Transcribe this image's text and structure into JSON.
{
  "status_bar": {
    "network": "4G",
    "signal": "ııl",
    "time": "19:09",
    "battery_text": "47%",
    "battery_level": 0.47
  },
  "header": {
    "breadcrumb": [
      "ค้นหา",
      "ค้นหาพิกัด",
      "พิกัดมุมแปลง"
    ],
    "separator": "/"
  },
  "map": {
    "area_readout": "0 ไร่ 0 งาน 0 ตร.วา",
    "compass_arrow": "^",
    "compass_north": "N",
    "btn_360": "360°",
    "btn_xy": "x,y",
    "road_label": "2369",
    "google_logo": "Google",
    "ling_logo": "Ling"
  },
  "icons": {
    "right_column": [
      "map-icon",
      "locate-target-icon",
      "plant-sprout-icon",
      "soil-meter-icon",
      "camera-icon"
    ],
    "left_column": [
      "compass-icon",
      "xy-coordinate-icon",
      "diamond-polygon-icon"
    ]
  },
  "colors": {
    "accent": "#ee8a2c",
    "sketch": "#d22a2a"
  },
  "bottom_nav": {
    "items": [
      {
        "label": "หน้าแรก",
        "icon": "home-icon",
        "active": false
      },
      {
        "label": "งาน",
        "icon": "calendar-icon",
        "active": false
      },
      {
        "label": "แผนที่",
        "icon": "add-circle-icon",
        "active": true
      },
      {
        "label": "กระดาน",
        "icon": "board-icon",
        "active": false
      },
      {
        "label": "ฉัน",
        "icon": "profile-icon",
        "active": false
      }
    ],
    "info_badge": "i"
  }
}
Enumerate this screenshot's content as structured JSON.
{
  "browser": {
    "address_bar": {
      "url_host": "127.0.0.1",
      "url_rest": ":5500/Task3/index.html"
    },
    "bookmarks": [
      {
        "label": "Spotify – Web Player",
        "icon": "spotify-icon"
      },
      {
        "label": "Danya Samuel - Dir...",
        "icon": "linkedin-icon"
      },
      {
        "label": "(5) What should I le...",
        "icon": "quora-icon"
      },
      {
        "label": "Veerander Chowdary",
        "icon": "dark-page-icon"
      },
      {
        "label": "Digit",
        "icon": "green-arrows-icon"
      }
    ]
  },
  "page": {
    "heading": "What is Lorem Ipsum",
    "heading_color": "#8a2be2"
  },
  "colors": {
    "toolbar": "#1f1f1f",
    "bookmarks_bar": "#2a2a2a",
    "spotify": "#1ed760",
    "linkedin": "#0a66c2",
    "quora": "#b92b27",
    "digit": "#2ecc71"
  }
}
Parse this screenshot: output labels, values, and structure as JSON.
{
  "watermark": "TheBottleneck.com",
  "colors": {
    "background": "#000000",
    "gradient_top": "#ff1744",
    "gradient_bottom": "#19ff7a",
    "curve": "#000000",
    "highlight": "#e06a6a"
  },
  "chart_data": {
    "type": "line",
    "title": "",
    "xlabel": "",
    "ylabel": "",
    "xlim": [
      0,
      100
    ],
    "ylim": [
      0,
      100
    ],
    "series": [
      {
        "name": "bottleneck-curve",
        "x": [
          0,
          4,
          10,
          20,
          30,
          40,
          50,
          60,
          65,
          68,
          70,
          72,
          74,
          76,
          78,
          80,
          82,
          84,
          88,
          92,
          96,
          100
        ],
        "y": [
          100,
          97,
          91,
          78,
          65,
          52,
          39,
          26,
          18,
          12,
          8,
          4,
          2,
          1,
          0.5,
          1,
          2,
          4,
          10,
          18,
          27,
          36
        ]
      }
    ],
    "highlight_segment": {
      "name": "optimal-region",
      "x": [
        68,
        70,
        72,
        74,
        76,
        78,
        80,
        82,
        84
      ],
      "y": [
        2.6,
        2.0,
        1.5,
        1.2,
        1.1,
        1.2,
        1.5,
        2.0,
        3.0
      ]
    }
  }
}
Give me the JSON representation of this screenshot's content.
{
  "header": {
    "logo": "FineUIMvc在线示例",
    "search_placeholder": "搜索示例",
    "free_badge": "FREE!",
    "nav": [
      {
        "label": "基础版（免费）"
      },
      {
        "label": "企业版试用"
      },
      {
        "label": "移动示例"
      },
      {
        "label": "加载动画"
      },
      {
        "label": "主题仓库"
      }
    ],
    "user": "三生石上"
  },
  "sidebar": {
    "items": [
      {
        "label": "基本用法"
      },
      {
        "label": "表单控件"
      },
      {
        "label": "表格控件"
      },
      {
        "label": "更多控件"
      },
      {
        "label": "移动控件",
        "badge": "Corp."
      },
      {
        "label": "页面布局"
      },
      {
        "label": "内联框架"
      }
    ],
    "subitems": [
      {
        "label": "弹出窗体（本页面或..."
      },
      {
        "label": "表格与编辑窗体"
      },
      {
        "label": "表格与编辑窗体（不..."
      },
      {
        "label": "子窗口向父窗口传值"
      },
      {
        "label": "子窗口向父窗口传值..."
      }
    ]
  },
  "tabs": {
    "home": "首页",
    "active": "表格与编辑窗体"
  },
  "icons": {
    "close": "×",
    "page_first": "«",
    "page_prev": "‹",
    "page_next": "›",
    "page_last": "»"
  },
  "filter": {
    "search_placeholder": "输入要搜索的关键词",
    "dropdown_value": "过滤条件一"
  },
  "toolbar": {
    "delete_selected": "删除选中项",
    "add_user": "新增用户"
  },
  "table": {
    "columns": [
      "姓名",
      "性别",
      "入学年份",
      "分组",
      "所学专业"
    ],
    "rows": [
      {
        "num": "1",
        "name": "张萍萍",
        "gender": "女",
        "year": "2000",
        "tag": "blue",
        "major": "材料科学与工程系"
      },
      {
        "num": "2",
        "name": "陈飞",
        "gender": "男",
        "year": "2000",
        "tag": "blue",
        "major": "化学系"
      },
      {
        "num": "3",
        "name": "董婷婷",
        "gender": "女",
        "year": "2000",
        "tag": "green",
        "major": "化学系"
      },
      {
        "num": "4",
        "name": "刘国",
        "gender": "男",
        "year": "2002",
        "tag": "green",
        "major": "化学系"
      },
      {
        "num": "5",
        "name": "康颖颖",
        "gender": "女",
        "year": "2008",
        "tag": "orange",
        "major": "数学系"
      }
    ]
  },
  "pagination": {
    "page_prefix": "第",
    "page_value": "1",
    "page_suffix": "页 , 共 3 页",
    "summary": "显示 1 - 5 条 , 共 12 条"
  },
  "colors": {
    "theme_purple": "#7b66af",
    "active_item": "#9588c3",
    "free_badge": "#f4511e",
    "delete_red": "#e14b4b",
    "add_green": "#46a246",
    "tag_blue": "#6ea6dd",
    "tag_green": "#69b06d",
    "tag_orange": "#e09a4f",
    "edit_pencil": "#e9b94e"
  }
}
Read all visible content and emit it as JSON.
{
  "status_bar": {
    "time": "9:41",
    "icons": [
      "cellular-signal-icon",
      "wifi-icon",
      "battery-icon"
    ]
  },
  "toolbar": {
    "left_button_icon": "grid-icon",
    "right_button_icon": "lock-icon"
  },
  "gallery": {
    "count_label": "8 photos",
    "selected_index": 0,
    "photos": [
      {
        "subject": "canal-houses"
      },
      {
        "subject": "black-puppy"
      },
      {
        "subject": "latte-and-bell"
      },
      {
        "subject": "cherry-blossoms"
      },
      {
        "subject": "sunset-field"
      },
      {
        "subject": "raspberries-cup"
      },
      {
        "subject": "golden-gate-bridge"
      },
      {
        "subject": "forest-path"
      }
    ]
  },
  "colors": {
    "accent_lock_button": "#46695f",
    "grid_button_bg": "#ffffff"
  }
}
····················
Send back each record exactly as it stands.

Transcribe this image's text and structure into JSON.
{
  "status_bar": {
    "network": "4G",
    "signal": "ııl",
    "time": "19:09",
    "battery_text": "47%",
    "battery_level": 0.47
  },
  "header": {
    "breadcrumb": [
      "ค้นหา",
      "ค้นหาพิกัด",
      "พิกัดมุมแปลง"
    ],
    "separator": "/"
  },
  "map": {
    "area_readout": "0 ไร่ 0 งาน 0 ตร.วา",
    "compass_arrow": "^",
    "compass_north": "N",
    "btn_360": "360°",
    "btn_xy": "x,y",
    "road_label": "2369",
    "google_logo": "Google",
    "ling_logo": "Ling"
  },
  "icons": {
    "right_column": [
      "map-icon",
      "locate-target-icon",
      "plant-sprout-icon",
      "soil-meter-icon",
      "camera-icon"
    ],
    "left_column": [
      "compass-icon",
      "xy-coordinate-icon",
      "diamond-polygon-icon"
    ]
  },
  "colors": {
    "accent": "#ee8a2c",
    "sketch": "#d22a2a"
  },
  "bottom_nav": {
    "items": [
      {
        "label": "หน้าแรก",
        "icon": "home-icon",
        "active": false
      },
      {
        "label": "งาน",
        "icon": "calendar-icon",
        "active": false
      },
      {
        "label": "แผนที่",
        "icon": "add-circle-icon",
        "active": true
      },
      {
        "label": "กระดาน",
        "icon": "board-icon",
        "active": false
      },
      {
        "label": "ฉัน",
        "icon": "profile-icon",
        "active": false
      }
    ],
    "info_badge": "i"
  }
}
Enumerate this screenshot's content as structured JSON.
{
  "browser": {
    "address_bar": {
      "url_host": "127.0.0.1",
      "url_rest": ":5500/Task3/index.html"
    },
    "bookmarks": [
      {
        "label": "Spotify – Web Player",
        "icon": "spotify-icon"
      },
      {
        "label": "Danya Samuel - Dir...",
        "icon": "linkedin-icon"
      },
      {
        "label": "(5) What should I le...",
        "icon": "quora-icon"
      },
      {
        "label": "Veerander Chowdary",
        "icon": "dark-page-icon"
      },
      {
        "label": "Digit",
        "icon": "green-arrows-icon"
      }
    ]
  },
  "page": {
    "heading": "What is Lorem Ipsum",
    "heading_color": "#8a2be2"
  },
  "colors": {
    "toolbar": "#1f1f1f",
    "bookmarks_bar": "#2a2a2a",
    "spotify": "#1ed760",
    "linkedin": "#0a66c2",
    "quora": "#b92b27",
    "digit": "#2ecc71"
  }
}
Parse this screenshot: output labels, values, and structure as JSON.
{
  "watermark": "TheBottleneck.com",
  "colors": {
    "background": "#000000",
    "gradient_top": "#ff1744",
    "gradient_bottom": "#19ff7a",
    "curve": "#000000",
    "highlight": "#e06a6a"
  },
  "chart_data": {
    "type": "line",
    "title": "",
    "xlabel": "",
    "ylabel": "",
    "xlim": [
      0,
      100
    ],
    "ylim": [
      0,
      100
    ],
    "series": [
      {
        "name": "bottleneck-curve",
        "x": [
          0,
          4,
          10,
          20,
          30,
          40,
          50,
          60,
          65,
          68,
          70,
          72,
          74,
          76,
          78,
          80,
          82,
          84,
          88,
          92,
          96,
          100
        ],
        "y": [
          100,
          97,
          91,
          78,
          65,
          52,
          39,
          26,
          18,
          12,
          8,
          4,
          2,
          1,
          0.5,
          1,
          2,
          4,
          10,
          18,
          27,
          36
        ]
      }
    ],
    "highlight_segment": {
      "name": "optimal-region",
      "x": [
        68,
        70,
        72,
        74,
        76,
        78,
        80,
        82,
        84
      ],
      "y": [
        2.6,
        2.0,
        1.5,
        1.2,
        1.1,
        1.2,
        1.5,
        2.0,
        3.0
      ]
    }
  }
}
Give me the JSON representation of this screenshot's content.
{
  "header": {
    "logo": "FineUIMvc在线示例",
    "search_placeholder": "搜索示例",
    "free_badge": "FREE!",
    "nav": [
      {
        "label": "基础版（免费）"
      },
      {
        "label": "企业版试用"
      },
      {
        "label": "移动示例"
      },
      {
        "label": "加载动画"
      },
      {
        "label": "主题仓库"
      }
    ],
    "user": "三生石上"
  },
  "sidebar": {
    "items": [
      {
        "label": "基本用法"
      },
      {
        "label": "表单控件"
      },
      {
        "label": "表格控件"
      },
      {
        "label": "更多控件"
      },
      {
        "label": "移动控件",
        "badge": "Corp."
      },
      {
        "label": "页面布局"
      },
      {
        "label": "内联框架"
      }
    ],
    "subitems": [
      {
        "label": "弹出窗体（本页面或..."
      },
      {
        "label": "表格与编辑窗体"
      },
      {
        "label": "表格与编辑窗体（不..."
      },
      {
        "label": "子窗口向父窗口传值"
      },
      {
        "label": "子窗口向父窗口传值..."
      }
    ]
  },
  "tabs": {
    "home": "首页",
    "active": "表格与编辑窗体"
  },
  "icons": {
    "close": "×",
    "page_first": "«",
    "page_prev": "‹",
    "page_next": "›",
    "page_last": "»"
  },
  "filter": {
    "search_placeholder": "输入要搜索的关键词",
    "dropdown_value": "过滤条件一"
  },
  "toolbar": {
    "delete_selected": "删除选中项",
    "add_user": "新增用户"
  },
  "table": {
    "columns": [
      "姓名",
      "性别",
      "入学年份",
      "分组",
      "所学专业"
    ],
    "rows": [
      {
        "num": "1",
        "name": "张萍萍",
        "gender": "女",
        "year": "2000",
        "tag": "blue",
        "major": "材料科学与工程系"
      },
      {
        "num": "2",
        "name": "陈飞",
        "gender": "男",
        "year": "2000",
        "tag": "blue",
        "major": "化学系"
      },
      {
        "num": "3",
        "name": "董婷婷",
        "gender": "女",
        "year": "2000",
        "tag": "green",
        "major": "化学系"
      },
      {
        "num": "4",
        "name": "刘国",
        "gender": "男",
        "year": "2002",
        "tag": "green",
        "major": "化学系"
      },
      {
        "num": "5",
        "name": "康颖颖",
        "gender": "女",
        "year": "2008",
        "tag": "orange",
        "major": "数学系"
      }
    ]
  },
  "pagination": {
    "page_prefix": "第",
    "page_value": "1",
    "page_suffix": "页 , 共 3 页",
    "summary": "显示 1 - 5 条 , 共 12 条"
  },
  "colors": {
    "theme_purple": "#7b66af",
    "active_item": "#9588c3",
    "free_badge": "#f4511e",
    "delete_red": "#e14b4b",
    "add_green": "#46a246",
    "tag_blue": "#6ea6dd",
    "tag_green": "#69b06d",
    "tag_orange": "#e09a4f",
    "edit_pencil": "#e9b94e"
  }
}
Read all visible content and emit it as JSON.
{
  "status_bar": {
    "time": "9:41",
    "icons": [
      "cellular-signal-icon",
      "wifi-icon",
      "battery-icon"
    ]
  },
  "toolbar": {
    "left_button_icon": "grid-icon",
    "right_button_icon": "lock-icon"
  },
  "gallery": {
    "count_label": "8 photos",
    "selected_index": 0,
    "photos": [
      {
        "subject": "canal-houses"
      },
      {
        "subject": "black-puppy"
      },
      {
        "subject": "latte-and-bell"
      },
      {
        "subject": "cherry-blossoms"
      },
      {
        "subject": "sunset-field"
      },
      {
        "subject": "raspberries-cup"
      },
      {
        "subject": "golden-gate-bridge"
      },
      {
        "subject": "forest-path"
      }
    ]
  },
  "colors": {
    "accent_lock_button": "#46695f",
    "grid_button_bg": "#ffffff"
  }
}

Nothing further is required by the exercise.